Instructions to follow
Copy out the rows below unchanged, starting with the one containing "nav-label: Servicios (490, 1638, 602, 1666)" and ending with the one containing "nav-label: Radar (354, 1638, 426, 1666)", both included.

Material
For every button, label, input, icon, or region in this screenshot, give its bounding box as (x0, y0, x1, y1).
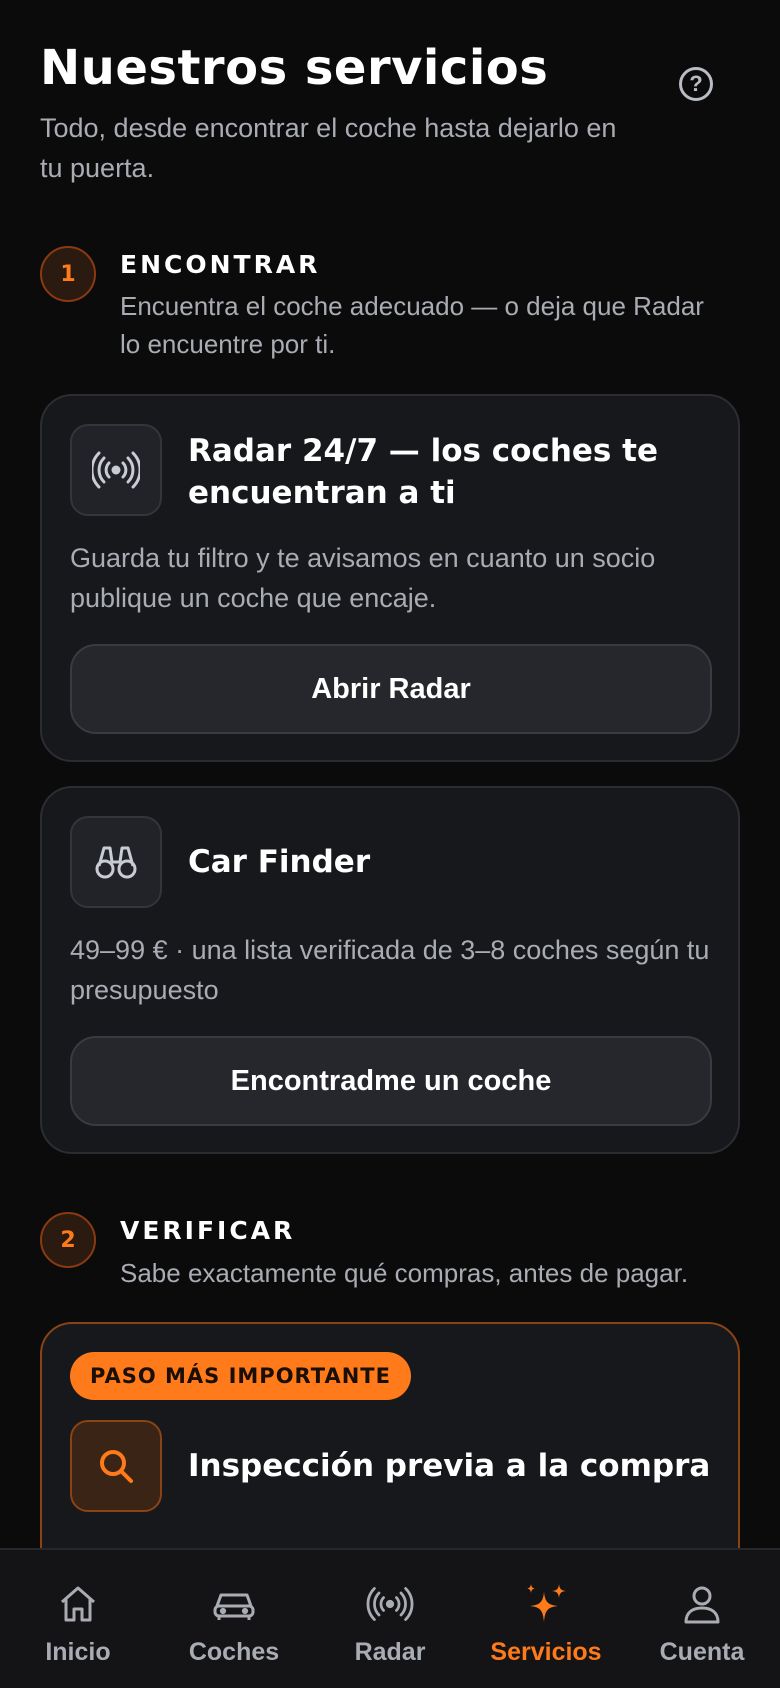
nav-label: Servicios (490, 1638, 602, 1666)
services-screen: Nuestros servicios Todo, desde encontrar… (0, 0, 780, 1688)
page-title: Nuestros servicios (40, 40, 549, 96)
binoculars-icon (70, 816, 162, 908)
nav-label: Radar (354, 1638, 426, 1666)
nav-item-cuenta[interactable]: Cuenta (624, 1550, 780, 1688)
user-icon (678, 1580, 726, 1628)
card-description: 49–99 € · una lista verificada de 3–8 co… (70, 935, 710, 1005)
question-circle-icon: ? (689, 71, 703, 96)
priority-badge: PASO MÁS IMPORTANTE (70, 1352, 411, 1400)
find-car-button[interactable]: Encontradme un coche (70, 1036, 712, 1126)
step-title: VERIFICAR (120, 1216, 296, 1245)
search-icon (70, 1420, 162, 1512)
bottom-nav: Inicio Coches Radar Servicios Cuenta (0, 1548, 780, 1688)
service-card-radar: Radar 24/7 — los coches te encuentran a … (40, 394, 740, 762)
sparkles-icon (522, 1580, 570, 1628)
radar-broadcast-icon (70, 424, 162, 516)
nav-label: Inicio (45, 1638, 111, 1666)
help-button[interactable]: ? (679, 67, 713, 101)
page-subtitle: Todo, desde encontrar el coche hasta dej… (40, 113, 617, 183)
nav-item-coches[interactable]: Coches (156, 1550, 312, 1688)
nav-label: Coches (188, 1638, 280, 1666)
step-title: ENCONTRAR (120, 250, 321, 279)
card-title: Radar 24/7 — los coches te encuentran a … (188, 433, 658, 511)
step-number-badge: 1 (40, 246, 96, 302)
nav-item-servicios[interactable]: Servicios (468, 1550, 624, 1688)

Task response
nav-label: Servicios (490, 1638, 602, 1666)
services-screen: Nuestros servicios Todo, desde encontrar… (0, 0, 780, 1688)
page-title: Nuestros servicios (40, 40, 549, 96)
binoculars-icon (70, 816, 162, 908)
nav-label: Radar (354, 1638, 426, 1666)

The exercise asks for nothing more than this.